Dataset items »
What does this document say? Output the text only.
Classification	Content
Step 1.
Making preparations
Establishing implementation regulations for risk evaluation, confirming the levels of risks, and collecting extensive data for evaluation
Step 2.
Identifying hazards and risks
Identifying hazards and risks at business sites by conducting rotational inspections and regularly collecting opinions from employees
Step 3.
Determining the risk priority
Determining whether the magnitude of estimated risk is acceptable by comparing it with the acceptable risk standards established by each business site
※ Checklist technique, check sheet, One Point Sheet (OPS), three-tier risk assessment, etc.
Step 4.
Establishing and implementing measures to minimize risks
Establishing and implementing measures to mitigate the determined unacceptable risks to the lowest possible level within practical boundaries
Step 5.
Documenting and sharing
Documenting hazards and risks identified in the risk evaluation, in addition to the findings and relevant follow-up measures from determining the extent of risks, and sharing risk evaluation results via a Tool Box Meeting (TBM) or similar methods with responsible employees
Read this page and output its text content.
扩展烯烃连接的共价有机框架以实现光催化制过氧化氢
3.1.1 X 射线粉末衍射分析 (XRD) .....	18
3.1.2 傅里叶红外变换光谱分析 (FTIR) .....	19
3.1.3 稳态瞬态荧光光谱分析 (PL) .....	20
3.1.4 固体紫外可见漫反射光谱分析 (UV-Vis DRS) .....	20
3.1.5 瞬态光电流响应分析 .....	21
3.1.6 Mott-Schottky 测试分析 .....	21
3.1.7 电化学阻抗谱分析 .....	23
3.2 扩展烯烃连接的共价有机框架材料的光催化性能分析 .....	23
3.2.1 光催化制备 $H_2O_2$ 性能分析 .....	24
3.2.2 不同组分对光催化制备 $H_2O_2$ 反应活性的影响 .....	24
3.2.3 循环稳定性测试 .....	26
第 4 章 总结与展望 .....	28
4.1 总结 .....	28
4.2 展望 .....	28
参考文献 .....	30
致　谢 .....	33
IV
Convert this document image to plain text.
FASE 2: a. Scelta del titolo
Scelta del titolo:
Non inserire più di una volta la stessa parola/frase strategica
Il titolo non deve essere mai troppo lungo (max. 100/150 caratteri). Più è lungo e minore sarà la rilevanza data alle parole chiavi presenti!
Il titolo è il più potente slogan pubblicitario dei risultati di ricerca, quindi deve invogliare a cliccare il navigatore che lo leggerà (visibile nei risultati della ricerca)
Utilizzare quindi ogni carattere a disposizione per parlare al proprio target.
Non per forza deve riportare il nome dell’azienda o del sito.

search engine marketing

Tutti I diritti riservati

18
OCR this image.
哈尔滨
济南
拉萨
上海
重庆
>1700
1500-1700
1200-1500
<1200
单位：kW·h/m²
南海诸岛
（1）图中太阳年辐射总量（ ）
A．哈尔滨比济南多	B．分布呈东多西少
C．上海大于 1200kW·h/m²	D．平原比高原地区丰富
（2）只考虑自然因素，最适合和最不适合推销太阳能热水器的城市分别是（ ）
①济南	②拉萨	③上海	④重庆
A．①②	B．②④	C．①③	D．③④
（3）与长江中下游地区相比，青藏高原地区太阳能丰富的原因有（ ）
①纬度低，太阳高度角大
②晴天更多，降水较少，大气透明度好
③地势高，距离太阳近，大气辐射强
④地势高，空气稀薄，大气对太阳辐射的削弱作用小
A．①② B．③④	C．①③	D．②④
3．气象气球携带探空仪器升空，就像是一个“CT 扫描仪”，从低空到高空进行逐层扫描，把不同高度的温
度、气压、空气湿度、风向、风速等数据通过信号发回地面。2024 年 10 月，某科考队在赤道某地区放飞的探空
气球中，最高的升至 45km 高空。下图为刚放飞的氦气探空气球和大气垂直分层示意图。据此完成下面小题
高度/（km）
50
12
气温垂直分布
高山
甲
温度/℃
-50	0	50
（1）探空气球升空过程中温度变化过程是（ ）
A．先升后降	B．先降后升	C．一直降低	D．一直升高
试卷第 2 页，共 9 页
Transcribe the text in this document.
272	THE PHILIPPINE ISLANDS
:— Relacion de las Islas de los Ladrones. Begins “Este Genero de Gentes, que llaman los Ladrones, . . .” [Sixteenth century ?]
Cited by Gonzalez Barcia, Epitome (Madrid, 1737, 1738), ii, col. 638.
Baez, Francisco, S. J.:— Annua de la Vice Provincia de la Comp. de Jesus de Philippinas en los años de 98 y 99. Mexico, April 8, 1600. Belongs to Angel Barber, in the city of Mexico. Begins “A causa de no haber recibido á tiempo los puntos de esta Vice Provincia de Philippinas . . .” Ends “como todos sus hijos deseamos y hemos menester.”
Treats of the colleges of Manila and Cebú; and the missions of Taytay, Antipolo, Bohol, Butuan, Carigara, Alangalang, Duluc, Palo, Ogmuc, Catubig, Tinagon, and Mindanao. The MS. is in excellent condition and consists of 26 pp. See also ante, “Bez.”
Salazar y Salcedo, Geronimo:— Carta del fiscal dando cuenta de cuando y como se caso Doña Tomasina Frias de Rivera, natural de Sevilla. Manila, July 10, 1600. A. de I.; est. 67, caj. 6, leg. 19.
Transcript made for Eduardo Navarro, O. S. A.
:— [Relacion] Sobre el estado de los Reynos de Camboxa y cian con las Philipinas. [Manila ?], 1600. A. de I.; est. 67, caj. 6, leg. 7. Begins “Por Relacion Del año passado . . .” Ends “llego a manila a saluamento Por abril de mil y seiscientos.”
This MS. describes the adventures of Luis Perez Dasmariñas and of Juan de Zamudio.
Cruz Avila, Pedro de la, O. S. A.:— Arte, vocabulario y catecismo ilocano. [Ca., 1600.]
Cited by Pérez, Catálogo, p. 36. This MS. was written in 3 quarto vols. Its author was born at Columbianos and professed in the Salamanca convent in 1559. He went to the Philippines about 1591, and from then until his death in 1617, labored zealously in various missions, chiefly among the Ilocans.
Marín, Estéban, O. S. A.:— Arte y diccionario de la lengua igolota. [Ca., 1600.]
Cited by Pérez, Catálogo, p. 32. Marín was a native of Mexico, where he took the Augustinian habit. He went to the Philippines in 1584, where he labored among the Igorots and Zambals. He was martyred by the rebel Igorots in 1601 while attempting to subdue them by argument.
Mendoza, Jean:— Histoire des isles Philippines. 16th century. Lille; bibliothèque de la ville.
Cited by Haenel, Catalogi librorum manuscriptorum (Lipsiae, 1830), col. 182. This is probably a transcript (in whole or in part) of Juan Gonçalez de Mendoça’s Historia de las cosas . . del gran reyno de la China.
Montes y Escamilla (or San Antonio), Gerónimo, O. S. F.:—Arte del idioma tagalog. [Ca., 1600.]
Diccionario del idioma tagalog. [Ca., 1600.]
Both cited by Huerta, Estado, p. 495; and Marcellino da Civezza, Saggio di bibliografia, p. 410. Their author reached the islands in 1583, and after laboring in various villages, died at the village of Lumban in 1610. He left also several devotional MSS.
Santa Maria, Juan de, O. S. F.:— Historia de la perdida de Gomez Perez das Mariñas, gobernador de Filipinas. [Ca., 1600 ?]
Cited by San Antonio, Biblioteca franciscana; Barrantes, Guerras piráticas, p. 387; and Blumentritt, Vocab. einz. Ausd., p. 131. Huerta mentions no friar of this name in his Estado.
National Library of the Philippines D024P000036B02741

DIRECTION »
Reproduce the complete data exactly as presented above.

EXPECTED ANSWER »
What does this document say? Output the text only.
Classification	Content
Step 1.
Making preparations
Establishing implementation regulations for risk evaluation, confirming the levels of risks, and collecting extensive data for evaluation
Step 2.
Identifying hazards and risks
Identifying hazards and risks at business sites by conducting rotational inspections and regularly collecting opinions from employees
Step 3.
Determining the risk priority
Determining whether the magnitude of estimated risk is acceptable by comparing it with the acceptable risk standards established by each business site
※ Checklist technique, check sheet, One Point Sheet (OPS), three-tier risk assessment, etc.
Step 4.
Establishing and implementing measures to minimize risks
Establishing and implementing measures to mitigate the determined unacceptable risks to the lowest possible level within practical boundaries
Step 5.
Documenting and sharing
Documenting hazards and risks identified in the risk evaluation, in addition to the findings and relevant follow-up measures from determining the extent of risks, and sharing risk evaluation results via a Tool Box Meeting (TBM) or similar methods with responsible employees
Read this page and output its text content.
扩展烯烃连接的共价有机框架以实现光催化制过氧化氢
3.1.1 X 射线粉末衍射分析 (XRD) .....	18
3.1.2 傅里叶红外变换光谱分析 (FTIR) .....	19
3.1.3 稳态瞬态荧光光谱分析 (PL) .....	20
3.1.4 固体紫外可见漫反射光谱分析 (UV-Vis DRS) .....	20
3.1.5 瞬态光电流响应分析 .....	21
3.1.6 Mott-Schottky 测试分析 .....	21
3.1.7 电化学阻抗谱分析 .....	23
3.2 扩展烯烃连接的共价有机框架材料的光催化性能分析 .....	23
3.2.1 光催化制备 $H_2O_2$ 性能分析 .....	24
3.2.2 不同组分对光催化制备 $H_2O_2$ 反应活性的影响 .....	24
3.2.3 循环稳定性测试 .....	26
第 4 章 总结与展望 .....	28
4.1 总结 .....	28
4.2 展望 .....	28
参考文献 .....	30
致　谢 .....	33
IV
Convert this document image to plain text.
FASE 2: a. Scelta del titolo
Scelta del titolo:
Non inserire più di una volta la stessa parola/frase strategica
Il titolo non deve essere mai troppo lungo (max. 100/150 caratteri). Più è lungo e minore sarà la rilevanza data alle parole chiavi presenti!
Il titolo è il più potente slogan pubblicitario dei risultati di ricerca, quindi deve invogliare a cliccare il navigatore che lo leggerà (visibile nei risultati della ricerca)
Utilizzare quindi ogni carattere a disposizione per parlare al proprio target.
Non per forza deve riportare il nome dell’azienda o del sito.

search engine marketing

Tutti I diritti riservati

18
OCR this image.
哈尔滨
济南
拉萨
上海
重庆
>1700
1500-1700
1200-1500
<1200
单位：kW·h/m²
南海诸岛
（1）图中太阳年辐射总量（ ）
A．哈尔滨比济南多	B．分布呈东多西少
C．上海大于 1200kW·h/m²	D．平原比高原地区丰富
（2）只考虑自然因素，最适合和最不适合推销太阳能热水器的城市分别是（ ）
①济南	②拉萨	③上海	④重庆
A．①②	B．②④	C．①③	D．③④
（3）与长江中下游地区相比，青藏高原地区太阳能丰富的原因有（ ）
①纬度低，太阳高度角大
②晴天更多，降水较少，大气透明度好
③地势高，距离太阳近，大气辐射强
④地势高，空气稀薄，大气对太阳辐射的削弱作用小
A．①② B．③④	C．①③	D．②④
3．气象气球携带探空仪器升空，就像是一个“CT 扫描仪”，从低空到高空进行逐层扫描，把不同高度的温
度、气压、空气湿度、风向、风速等数据通过信号发回地面。2024 年 10 月，某科考队在赤道某地区放飞的探空
气球中，最高的升至 45km 高空。下图为刚放飞的氦气探空气球和大气垂直分层示意图。据此完成下面小题
高度/（km）
50
12
气温垂直分布
高山
甲
温度/℃
-50	0	50
（1）探空气球升空过程中温度变化过程是（ ）
A．先升后降	B．先降后升	C．一直降低	D．一直升高
试卷第 2 页，共 9 页
Transcribe the text in this document.
272	THE PHILIPPINE ISLANDS
:— Relacion de las Islas de los Ladrones. Begins “Este Genero de Gentes, que llaman los Ladrones, . . .” [Sixteenth century ?]
Cited by Gonzalez Barcia, Epitome (Madrid, 1737, 1738), ii, col. 638.
Baez, Francisco, S. J.:— Annua de la Vice Provincia de la Comp. de Jesus de Philippinas en los años de 98 y 99. Mexico, April 8, 1600. Belongs to Angel Barber, in the city of Mexico. Begins “A causa de no haber recibido á tiempo los puntos de esta Vice Provincia de Philippinas . . .” Ends “como todos sus hijos deseamos y hemos menester.”
Treats of the colleges of Manila and Cebú; and the missions of Taytay, Antipolo, Bohol, Butuan, Carigara, Alangalang, Duluc, Palo, Ogmuc, Catubig, Tinagon, and Mindanao. The MS. is in excellent condition and consists of 26 pp. See also ante, “Bez.”
Salazar y Salcedo, Geronimo:— Carta del fiscal dando cuenta de cuando y como se caso Doña Tomasina Frias de Rivera, natural de Sevilla. Manila, July 10, 1600. A. de I.; est. 67, caj. 6, leg. 19.
Transcript made for Eduardo Navarro, O. S. A.
:— [Relacion] Sobre el estado de los Reynos de Camboxa y cian con las Philipinas. [Manila ?], 1600. A. de I.; est. 67, caj. 6, leg. 7. Begins “Por Relacion Del año passado . . .” Ends “llego a manila a saluamento Por abril de mil y seiscientos.”
This MS. describes the adventures of Luis Perez Dasmariñas and of Juan de Zamudio.
Cruz Avila, Pedro de la, O. S. A.:— Arte, vocabulario y catecismo ilocano. [Ca., 1600.]
Cited by Pérez, Catálogo, p. 36. This MS. was written in 3 quarto vols. Its author was born at Columbianos and professed in the Salamanca convent in 1559. He went to the Philippines about 1591, and from then until his death in 1617, labored zealously in various missions, chiefly among the Ilocans.
Marín, Estéban, O. S. A.:— Arte y diccionario de la lengua igolota. [Ca., 1600.]
Cited by Pérez, Catálogo, p. 32. Marín was a native of Mexico, where he took the Augustinian habit. He went to the Philippines in 1584, where he labored among the Igorots and Zambals. He was martyred by the rebel Igorots in 1601 while attempting to subdue them by argument.
Mendoza, Jean:— Histoire des isles Philippines. 16th century. Lille; bibliothèque de la ville.
Cited by Haenel, Catalogi librorum manuscriptorum (Lipsiae, 1830), col. 182. This is probably a transcript (in whole or in part) of Juan Gonçalez de Mendoça’s Historia de las cosas . . del gran reyno de la China.
Montes y Escamilla (or San Antonio), Gerónimo, O. S. F.:—Arte del idioma tagalog. [Ca., 1600.]
Diccionario del idioma tagalog. [Ca., 1600.]
Both cited by Huerta, Estado, p. 495; and Marcellino da Civezza, Saggio di bibliografia, p. 410. Their author reached the islands in 1583, and after laboring in various villages, died at the village of Lumban in 1610. He left also several devotional MSS.
Santa Maria, Juan de, O. S. F.:— Historia de la perdida de Gomez Perez das Mariñas, gobernador de Filipinas. [Ca., 1600 ?]
Cited by San Antonio, Biblioteca franciscana; Barrantes, Guerras piráticas, p. 387; and Blumentritt, Vocab. einz. Ausd., p. 131. Huerta mentions no friar of this name in his Estado.
National Library of the Philippines D024P000036B02741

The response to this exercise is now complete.